Rows from a figure dataset
## START
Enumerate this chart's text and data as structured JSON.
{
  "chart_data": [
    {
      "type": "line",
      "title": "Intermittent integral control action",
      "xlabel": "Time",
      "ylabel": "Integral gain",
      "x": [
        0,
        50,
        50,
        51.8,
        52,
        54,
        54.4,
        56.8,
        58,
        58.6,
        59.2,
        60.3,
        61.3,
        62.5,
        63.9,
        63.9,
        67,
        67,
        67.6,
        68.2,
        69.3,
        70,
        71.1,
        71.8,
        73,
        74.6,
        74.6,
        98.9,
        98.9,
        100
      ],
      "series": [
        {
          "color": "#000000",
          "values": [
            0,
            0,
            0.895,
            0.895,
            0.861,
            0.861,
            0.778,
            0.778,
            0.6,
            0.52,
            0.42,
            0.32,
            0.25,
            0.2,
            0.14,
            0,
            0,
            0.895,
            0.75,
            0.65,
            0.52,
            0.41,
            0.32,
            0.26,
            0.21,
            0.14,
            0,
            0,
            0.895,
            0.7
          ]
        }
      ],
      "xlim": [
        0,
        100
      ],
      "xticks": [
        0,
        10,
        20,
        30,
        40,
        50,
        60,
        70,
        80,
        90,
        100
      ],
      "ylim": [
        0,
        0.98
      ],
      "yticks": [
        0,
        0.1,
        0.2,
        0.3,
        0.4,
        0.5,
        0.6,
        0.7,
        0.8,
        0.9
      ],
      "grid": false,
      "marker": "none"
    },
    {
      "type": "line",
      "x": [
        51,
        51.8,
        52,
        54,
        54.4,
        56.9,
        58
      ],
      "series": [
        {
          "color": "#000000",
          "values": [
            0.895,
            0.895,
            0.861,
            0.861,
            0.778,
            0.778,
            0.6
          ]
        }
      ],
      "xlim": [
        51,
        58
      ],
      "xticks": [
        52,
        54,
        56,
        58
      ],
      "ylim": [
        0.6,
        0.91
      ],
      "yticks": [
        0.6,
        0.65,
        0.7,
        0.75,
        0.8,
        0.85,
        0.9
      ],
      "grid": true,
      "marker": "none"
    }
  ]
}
## END
## START
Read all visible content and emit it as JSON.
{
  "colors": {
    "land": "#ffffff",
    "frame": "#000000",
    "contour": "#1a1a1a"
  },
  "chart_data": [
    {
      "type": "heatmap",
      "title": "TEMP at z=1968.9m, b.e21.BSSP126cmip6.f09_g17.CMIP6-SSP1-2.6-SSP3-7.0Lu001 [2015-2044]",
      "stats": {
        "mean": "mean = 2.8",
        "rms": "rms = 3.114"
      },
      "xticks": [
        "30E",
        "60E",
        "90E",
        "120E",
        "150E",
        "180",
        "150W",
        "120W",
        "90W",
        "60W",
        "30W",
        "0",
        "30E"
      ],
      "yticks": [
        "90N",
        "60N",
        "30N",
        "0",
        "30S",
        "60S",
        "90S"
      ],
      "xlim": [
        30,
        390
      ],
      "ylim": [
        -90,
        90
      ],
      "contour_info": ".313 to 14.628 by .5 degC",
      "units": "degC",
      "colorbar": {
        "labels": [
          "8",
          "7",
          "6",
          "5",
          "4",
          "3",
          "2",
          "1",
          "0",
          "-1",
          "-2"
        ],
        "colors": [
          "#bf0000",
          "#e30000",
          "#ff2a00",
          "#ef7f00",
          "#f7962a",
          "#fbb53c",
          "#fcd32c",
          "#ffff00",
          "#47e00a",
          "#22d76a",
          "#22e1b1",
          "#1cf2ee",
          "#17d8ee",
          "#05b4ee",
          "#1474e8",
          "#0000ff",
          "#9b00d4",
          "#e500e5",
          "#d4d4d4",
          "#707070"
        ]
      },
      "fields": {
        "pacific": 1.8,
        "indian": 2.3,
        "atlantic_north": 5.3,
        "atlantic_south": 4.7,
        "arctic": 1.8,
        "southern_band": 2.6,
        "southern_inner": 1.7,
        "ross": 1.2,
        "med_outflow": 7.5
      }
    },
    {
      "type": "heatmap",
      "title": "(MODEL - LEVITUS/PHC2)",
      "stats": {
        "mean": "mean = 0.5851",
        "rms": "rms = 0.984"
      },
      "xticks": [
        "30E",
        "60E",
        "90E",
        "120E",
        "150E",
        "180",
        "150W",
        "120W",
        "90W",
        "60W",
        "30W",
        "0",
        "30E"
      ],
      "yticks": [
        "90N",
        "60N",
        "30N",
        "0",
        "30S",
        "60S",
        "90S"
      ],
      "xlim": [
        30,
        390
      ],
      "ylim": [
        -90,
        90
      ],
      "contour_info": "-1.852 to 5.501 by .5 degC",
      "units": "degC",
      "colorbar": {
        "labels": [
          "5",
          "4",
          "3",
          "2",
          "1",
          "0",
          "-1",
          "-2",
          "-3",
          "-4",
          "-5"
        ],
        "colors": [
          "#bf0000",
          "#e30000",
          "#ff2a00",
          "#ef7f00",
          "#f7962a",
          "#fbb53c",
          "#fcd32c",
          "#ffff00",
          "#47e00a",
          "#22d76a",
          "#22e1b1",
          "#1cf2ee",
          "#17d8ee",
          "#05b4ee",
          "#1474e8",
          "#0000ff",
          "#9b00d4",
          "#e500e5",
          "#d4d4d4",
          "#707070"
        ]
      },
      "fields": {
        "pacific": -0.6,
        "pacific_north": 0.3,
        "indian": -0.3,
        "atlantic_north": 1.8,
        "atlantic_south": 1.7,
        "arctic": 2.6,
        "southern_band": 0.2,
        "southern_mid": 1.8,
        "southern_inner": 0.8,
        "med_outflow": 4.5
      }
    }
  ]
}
## END
## START
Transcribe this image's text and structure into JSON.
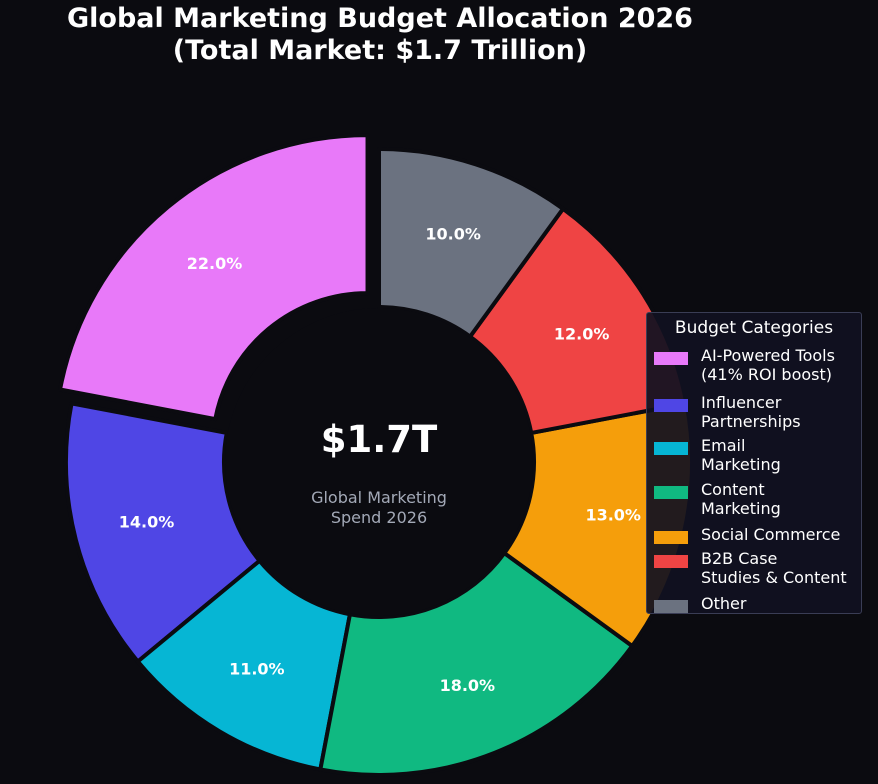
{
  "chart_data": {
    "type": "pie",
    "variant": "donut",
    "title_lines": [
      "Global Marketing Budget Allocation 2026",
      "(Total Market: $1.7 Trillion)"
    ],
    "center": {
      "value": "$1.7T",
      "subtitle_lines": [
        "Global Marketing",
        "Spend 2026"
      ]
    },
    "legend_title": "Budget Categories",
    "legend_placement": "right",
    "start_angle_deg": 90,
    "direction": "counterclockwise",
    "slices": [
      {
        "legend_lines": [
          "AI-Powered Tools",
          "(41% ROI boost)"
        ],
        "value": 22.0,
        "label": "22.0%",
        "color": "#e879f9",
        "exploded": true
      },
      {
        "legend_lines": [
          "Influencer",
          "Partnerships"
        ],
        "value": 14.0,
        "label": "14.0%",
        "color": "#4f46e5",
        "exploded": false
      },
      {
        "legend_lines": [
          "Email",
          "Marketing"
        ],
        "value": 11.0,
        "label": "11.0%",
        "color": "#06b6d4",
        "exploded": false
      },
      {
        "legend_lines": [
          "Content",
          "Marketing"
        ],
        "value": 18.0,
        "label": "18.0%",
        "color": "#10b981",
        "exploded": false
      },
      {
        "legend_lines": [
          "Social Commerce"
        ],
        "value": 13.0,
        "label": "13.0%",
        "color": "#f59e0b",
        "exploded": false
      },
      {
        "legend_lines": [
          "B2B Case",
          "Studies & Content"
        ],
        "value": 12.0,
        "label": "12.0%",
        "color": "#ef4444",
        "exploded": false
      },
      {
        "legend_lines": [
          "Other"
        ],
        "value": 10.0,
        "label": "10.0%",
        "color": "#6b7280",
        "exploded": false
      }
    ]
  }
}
## END
## EXERCISE DIRECTIONS
List each line holding the string "Marketing".

## RESPONSE TO THE TASK
      "Global Marketing Budget Allocation 2026",
        "Global Marketing",
          "Marketing"
          "Marketing"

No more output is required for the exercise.